++++ SOURCE DATA ++++

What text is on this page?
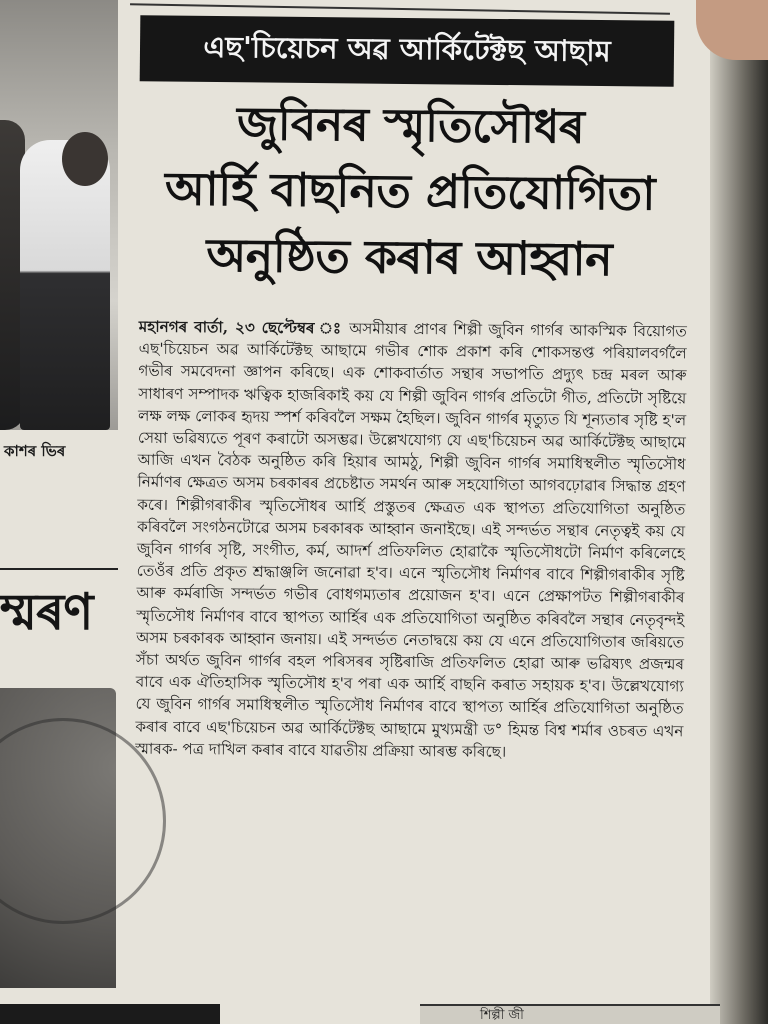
কাশৰ ভিৰ
ম্মৰণ
এছ'চিয়েচন অৱ আৰ্কিটেক্টছ আছাম
জুবিনৰ স্মৃতিসৌধৰ
আৰ্হি বাছনিত প্ৰতিযোগিতা
অনুষ্ঠিত কৰাৰ আহ্বান

মহানগৰ বাৰ্তা, ২৩ ছেপ্টেম্বৰ ঃ অসমীয়াৰ প্ৰাণৰ শিল্পী জুবিন গাৰ্গৰ আকস্মিক বিয়োগত এছ'চিয়েচন অৱ আৰ্কিটেক্টছ আছামে গভীৰ শোক প্ৰকাশ কৰি শোকসন্তপ্ত পৰিয়ালবৰ্গলৈ গভীৰ সমবেদনা জ্ঞাপন কৰিছে। এক শোকবাৰ্তাত সন্থাৰ সভাপতি প্ৰদ্যুৎ চন্দ্ৰ মৰল আৰু সাধাৰণ সম্পাদক ঋত্বিক হাজৰিকাই কয় যে শিল্পী জুবিন গাৰ্গৰ প্ৰতিটো গীত, প্ৰতিটো সৃষ্টিয়ে লক্ষ লক্ষ লোকৰ হৃদয় স্পৰ্শ কৰিবলৈ সক্ষম হৈছিল। জুবিন গাৰ্গৰ মৃত্যুত যি শূন্যতাৰ সৃষ্টি হ'ল সেয়া ভৱিষ্যতে পূৰণ কৰাটো অসম্ভৱ। উল্লেখযোগ্য যে এছ'চিয়েচন অৱ আৰ্কিটেক্টছ আছামে আজি এখন বৈঠক অনুষ্ঠিত কৰি হিয়াৰ আমঠু, শিল্পী জুবিন গাৰ্গৰ সমাধিস্থলীত স্মৃতিসৌধ নিৰ্মাণৰ ক্ষেত্ৰত অসম চৰকাৰৰ প্ৰচেষ্টাত সমৰ্থন আৰু সহযোগিতা আগবঢ়োৱাৰ সিদ্ধান্ত গ্ৰহণ কৰে। শিল্পীগৰাকীৰ স্মৃতিসৌধৰ আৰ্হি প্ৰস্তুতৰ ক্ষেত্ৰত এক স্থাপত্য প্ৰতিযোগিতা অনুষ্ঠিত কৰিবলৈ সংগঠনটোৱে অসম চৰকাৰক আহ্বান জনাইছে। এই সন্দৰ্ভত সন্থাৰ নেতৃত্বই কয় যে জুবিন গাৰ্গৰ সৃষ্টি, সংগীত, কৰ্ম, আদৰ্শ প্ৰতিফলিত হোৱাকৈ স্মৃতিসৌধটো নিৰ্মাণ কৰিলেহে তেওঁৰ প্ৰতি প্ৰকৃত শ্ৰদ্ধাঞ্জলি জনোৱা হ'ব। এনে স্মৃতিসৌধ নিৰ্মাণৰ বাবে শিল্পীগৰাকীৰ সৃষ্টি আৰু কৰ্মৰাজি সন্দৰ্ভত গভীৰ বোধগম্যতাৰ প্ৰয়োজন হ'ব। এনে প্ৰেক্ষাপটত শিল্পীগৰাকীৰ স্মৃতিসৌধ নিৰ্মাণৰ বাবে স্থাপত্য আৰ্হিৰ এক প্ৰতিযোগিতা অনুষ্ঠিত কৰিবলৈ সন্থাৰ নেতৃবৃন্দই অসম চৰকাৰক আহ্বান জনায়। এই সন্দৰ্ভত নেতাদ্বয়ে কয় যে এনে প্ৰতিযোগিতাৰ জৰিয়তে সঁচা অৰ্থত জুবিন গাৰ্গৰ বহল পৰিসৰৰ সৃষ্টিৰাজি প্ৰতিফলিত হোৱা আৰু ভৱিষ্যৎ প্ৰজন্মৰ বাবে এক ঐতিহাসিক স্মৃতিসৌধ হ'ব পৰা এক আৰ্হি বাছনি কৰাত সহায়ক হ'ব। উল্লেখযোগ্য যে জুবিন গাৰ্গৰ সমাধিস্থলীত স্মৃতিসৌধ নিৰ্মাণৰ বাবে স্থাপত্য আৰ্হিৰ প্ৰতিযোগিতা অনুষ্ঠিত কৰাৰ বাবে এছ'চিয়েচন অৱ আৰ্কিটেক্টছ আছামে মুখ্যমন্ত্ৰী ড° হিমন্ত বিশ্ব শৰ্মাৰ ওচৰত এখন স্মাৰক- পত্ৰ দাখিল কৰাৰ বাবে যাৱতীয় প্ৰক্ৰিয়া আৰম্ভ কৰিছে।

শিল্পী জী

++++

[JOB]
Every entry must be transcribed exactly. Pictures do not belong in the copy.

[RESULT BELOW]
What text is on this page?
কাশৰ ভিৰ
ম্মৰণ
এছ'চিয়েচন অৱ আৰ্কিটেক্টছ আছাম
জুবিনৰ স্মৃতিসৌধৰ
আৰ্হি বাছনিত প্ৰতিযোগিতা
অনুষ্ঠিত কৰাৰ আহ্বান

মহানগৰ বাৰ্তা, ২৩ ছেপ্টেম্বৰ ঃ অসমীয়াৰ প্ৰাণৰ শিল্পী জুবিন গাৰ্গৰ আকস্মিক বিয়োগত এছ'চিয়েচন অৱ আৰ্কিটেক্টছ আছামে গভীৰ শোক প্ৰকাশ কৰি শোকসন্তপ্ত পৰিয়ালবৰ্গলৈ গভীৰ সমবেদনা জ্ঞাপন কৰিছে। এক শোকবাৰ্তাত সন্থাৰ সভাপতি প্ৰদ্যুৎ চন্দ্ৰ মৰল আৰু সাধাৰণ সম্পাদক ঋত্বিক হাজৰিকাই কয় যে শিল্পী জুবিন গাৰ্গৰ প্ৰতিটো গীত, প্ৰতিটো সৃষ্টিয়ে লক্ষ লক্ষ লোকৰ হৃদয় স্পৰ্শ কৰিবলৈ সক্ষম হৈছিল। জুবিন গাৰ্গৰ মৃত্যুত যি শূন্যতাৰ সৃষ্টি হ'ল সেয়া ভৱিষ্যতে পূৰণ কৰাটো অসম্ভৱ। উল্লেখযোগ্য যে এছ'চিয়েচন অৱ আৰ্কিটেক্টছ আছামে আজি এখন বৈঠক অনুষ্ঠিত কৰি হিয়াৰ আমঠু, শিল্পী জুবিন গাৰ্গৰ সমাধিস্থলীত স্মৃতিসৌধ নিৰ্মাণৰ ক্ষেত্ৰত অসম চৰকাৰৰ প্ৰচেষ্টাত সমৰ্থন আৰু সহযোগিতা আগবঢ়োৱাৰ সিদ্ধান্ত গ্ৰহণ কৰে। শিল্পীগৰাকীৰ স্মৃতিসৌধৰ আৰ্হি প্ৰস্তুতৰ ক্ষেত্ৰত এক স্থাপত্য প্ৰতিযোগিতা অনুষ্ঠিত কৰিবলৈ সংগঠনটোৱে অসম চৰকাৰক আহ্বান জনাইছে। এই সন্দৰ্ভত সন্থাৰ নেতৃত্বই কয় যে জুবিন গাৰ্গৰ সৃষ্টি, সংগীত, কৰ্ম, আদৰ্শ প্ৰতিফলিত হোৱাকৈ স্মৃতিসৌধটো নিৰ্মাণ কৰিলেহে তেওঁৰ প্ৰতি প্ৰকৃত শ্ৰদ্ধাঞ্জলি জনোৱা হ'ব। এনে স্মৃতিসৌধ নিৰ্মাণৰ বাবে শিল্পীগৰাকীৰ সৃষ্টি আৰু কৰ্মৰাজি সন্দৰ্ভত গভীৰ বোধগম্যতাৰ প্ৰয়োজন হ'ব। এনে প্ৰেক্ষাপটত শিল্পীগৰাকীৰ স্মৃতিসৌধ নিৰ্মাণৰ বাবে স্থাপত্য আৰ্হিৰ এক প্ৰতিযোগিতা অনুষ্ঠিত কৰিবলৈ সন্থাৰ নেতৃবৃন্দই অসম চৰকাৰক আহ্বান জনায়। এই সন্দৰ্ভত নেতাদ্বয়ে কয় যে এনে প্ৰতিযোগিতাৰ জৰিয়তে সঁচা অৰ্থত জুবিন গাৰ্গৰ বহল পৰিসৰৰ সৃষ্টিৰাজি প্ৰতিফলিত হোৱা আৰু ভৱিষ্যৎ প্ৰজন্মৰ বাবে এক ঐতিহাসিক স্মৃতিসৌধ হ'ব পৰা এক আৰ্হি বাছনি কৰাত সহায়ক হ'ব। উল্লেখযোগ্য যে জুবিন গাৰ্গৰ সমাধিস্থলীত স্মৃতিসৌধ নিৰ্মাণৰ বাবে স্থাপত্য আৰ্হিৰ প্ৰতিযোগিতা অনুষ্ঠিত কৰাৰ বাবে এছ'চিয়েচন অৱ আৰ্কিটেক্টছ আছামে মুখ্যমন্ত্ৰী ড° হিমন্ত বিশ্ব শৰ্মাৰ ওচৰত এখন স্মাৰক- পত্ৰ দাখিল কৰাৰ বাবে যাৱতীয় প্ৰক্ৰিয়া আৰম্ভ কৰিছে।

শিল্পী জী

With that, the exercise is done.